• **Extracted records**

□ □ □ □ □ □ □

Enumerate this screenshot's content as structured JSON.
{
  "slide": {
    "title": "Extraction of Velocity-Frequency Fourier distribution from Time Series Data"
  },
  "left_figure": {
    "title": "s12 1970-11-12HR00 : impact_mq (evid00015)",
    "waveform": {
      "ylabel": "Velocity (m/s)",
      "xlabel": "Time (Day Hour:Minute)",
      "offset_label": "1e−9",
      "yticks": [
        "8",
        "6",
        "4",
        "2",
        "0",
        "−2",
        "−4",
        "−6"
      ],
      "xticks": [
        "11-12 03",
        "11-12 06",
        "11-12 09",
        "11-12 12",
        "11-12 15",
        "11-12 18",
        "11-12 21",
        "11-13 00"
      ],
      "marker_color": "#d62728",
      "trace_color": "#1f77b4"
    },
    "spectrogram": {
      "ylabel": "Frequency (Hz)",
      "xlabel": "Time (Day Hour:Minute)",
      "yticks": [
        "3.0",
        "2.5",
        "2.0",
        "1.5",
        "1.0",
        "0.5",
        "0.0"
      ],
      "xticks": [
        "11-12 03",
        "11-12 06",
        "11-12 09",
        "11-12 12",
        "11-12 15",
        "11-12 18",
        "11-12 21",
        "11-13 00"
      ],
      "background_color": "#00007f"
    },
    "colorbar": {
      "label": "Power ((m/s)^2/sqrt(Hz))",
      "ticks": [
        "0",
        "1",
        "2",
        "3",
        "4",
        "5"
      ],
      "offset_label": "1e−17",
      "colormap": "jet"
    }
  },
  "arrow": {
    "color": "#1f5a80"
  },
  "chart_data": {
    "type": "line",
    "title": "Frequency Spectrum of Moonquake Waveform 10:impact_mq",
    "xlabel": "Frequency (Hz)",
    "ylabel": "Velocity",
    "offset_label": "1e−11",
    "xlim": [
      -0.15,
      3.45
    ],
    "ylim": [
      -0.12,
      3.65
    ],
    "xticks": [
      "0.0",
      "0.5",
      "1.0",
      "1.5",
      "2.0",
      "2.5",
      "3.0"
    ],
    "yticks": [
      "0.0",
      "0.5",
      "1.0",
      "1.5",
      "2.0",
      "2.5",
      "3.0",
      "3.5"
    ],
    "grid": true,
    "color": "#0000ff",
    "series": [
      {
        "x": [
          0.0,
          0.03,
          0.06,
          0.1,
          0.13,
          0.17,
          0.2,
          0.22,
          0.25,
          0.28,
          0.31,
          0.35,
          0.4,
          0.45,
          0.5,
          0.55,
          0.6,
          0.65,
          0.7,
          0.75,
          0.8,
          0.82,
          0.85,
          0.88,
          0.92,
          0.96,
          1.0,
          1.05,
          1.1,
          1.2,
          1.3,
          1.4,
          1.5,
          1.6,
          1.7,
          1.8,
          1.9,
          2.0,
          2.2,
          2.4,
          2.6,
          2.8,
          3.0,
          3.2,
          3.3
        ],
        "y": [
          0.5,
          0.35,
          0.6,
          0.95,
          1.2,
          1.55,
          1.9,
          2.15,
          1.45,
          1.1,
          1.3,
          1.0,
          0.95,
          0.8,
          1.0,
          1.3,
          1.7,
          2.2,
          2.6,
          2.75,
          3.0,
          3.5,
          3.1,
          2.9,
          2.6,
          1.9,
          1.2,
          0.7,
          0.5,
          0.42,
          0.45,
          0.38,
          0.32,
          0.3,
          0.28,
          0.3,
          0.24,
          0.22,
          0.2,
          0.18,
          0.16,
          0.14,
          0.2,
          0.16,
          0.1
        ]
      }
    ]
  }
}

□ □ □ □ □ □ □

• **TO BE DONE**
Please quote the data above in full, with no line missing.

• **RESPONSE FOR THIS EXERCISE**
Enumerate this screenshot's content as structured JSON.
{
  "slide": {
    "title": "Extraction of Velocity-Frequency Fourier distribution from Time Series Data"
  },
  "left_figure": {
    "title": "s12 1970-11-12HR00 : impact_mq (evid00015)",
    "waveform": {
      "ylabel": "Velocity (m/s)",
      "xlabel": "Time (Day Hour:Minute)",
      "offset_label": "1e−9",
      "yticks": [
        "8",
        "6",
        "4",
        "2",
        "0",
        "−2",
        "−4",
        "−6"
      ],
      "xticks": [
        "11-12 03",
        "11-12 06",
        "11-12 09",
        "11-12 12",
        "11-12 15",
        "11-12 18",
        "11-12 21",
        "11-13 00"
      ],
      "marker_color": "#d62728",
      "trace_color": "#1f77b4"
    },
    "spectrogram": {
      "ylabel": "Frequency (Hz)",
      "xlabel": "Time (Day Hour:Minute)",
      "yticks": [
        "3.0",
        "2.5",
        "2.0",
        "1.5",
        "1.0",
        "0.5",
        "0.0"
      ],
      "xticks": [
        "11-12 03",
        "11-12 06",
        "11-12 09",
        "11-12 12",
        "11-12 15",
        "11-12 18",
        "11-12 21",
        "11-13 00"
      ],
      "background_color": "#00007f"
    },
    "colorbar": {
      "label": "Power ((m/s)^2/sqrt(Hz))",
      "ticks": [
        "0",
        "1",
        "2",
        "3",
        "4",
        "5"
      ],
      "offset_label": "1e−17",
      "colormap": "jet"
    }
  },
  "arrow": {
    "color": "#1f5a80"
  },
  "chart_data": {
    "type": "line",
    "title": "Frequency Spectrum of Moonquake Waveform 10:impact_mq",
    "xlabel": "Frequency (Hz)",
    "ylabel": "Velocity",
    "offset_label": "1e−11",
    "xlim": [
      -0.15,
      3.45
    ],
    "ylim": [
      -0.12,
      3.65
    ],
    "xticks": [
      "0.0",
      "0.5",
      "1.0",
      "1.5",
      "2.0",
      "2.5",
      "3.0"
    ],
    "yticks": [
      "0.0",
      "0.5",
      "1.0",
      "1.5",
      "2.0",
      "2.5",
      "3.0",
      "3.5"
    ],
    "grid": true,
    "color": "#0000ff",
    "series": [
      {
        "x": [
          0.0,
          0.03,
          0.06,
          0.1,
          0.13,
          0.17,
          0.2,
          0.22,
          0.25,
          0.28,
          0.31,
          0.35,
          0.4,
          0.45,
          0.5,
          0.55,
          0.6,
          0.65,
          0.7,
          0.75,
          0.8,
          0.82,
          0.85,
          0.88,
          0.92,
          0.96,
          1.0,
          1.05,
          1.1,
          1.2,
          1.3,
          1.4,
          1.5,
          1.6,
          1.7,
          1.8,
          1.9,
          2.0,
          2.2,
          2.4,
          2.6,
          2.8,
          3.0,
          3.2,
          3.3
        ],
        "y": [
          0.5,
          0.35,
          0.6,
          0.95,
          1.2,
          1.55,
          1.9,
          2.15,
          1.45,
          1.1,
          1.3,
          1.0,
          0.95,
          0.8,
          1.0,
          1.3,
          1.7,
          2.2,
          2.6,
          2.75,
          3.0,
          3.5,
          3.1,
          2.9,
          2.6,
          1.9,
          1.2,
          0.7,
          0.5,
          0.42,
          0.45,
          0.38,
          0.32,
          0.3,
          0.28,
          0.3,
          0.24,
          0.22,
          0.2,
          0.18,
          0.16,
          0.14,
          0.2,
          0.16,
          0.1
        ]
      }
    ]
  }
}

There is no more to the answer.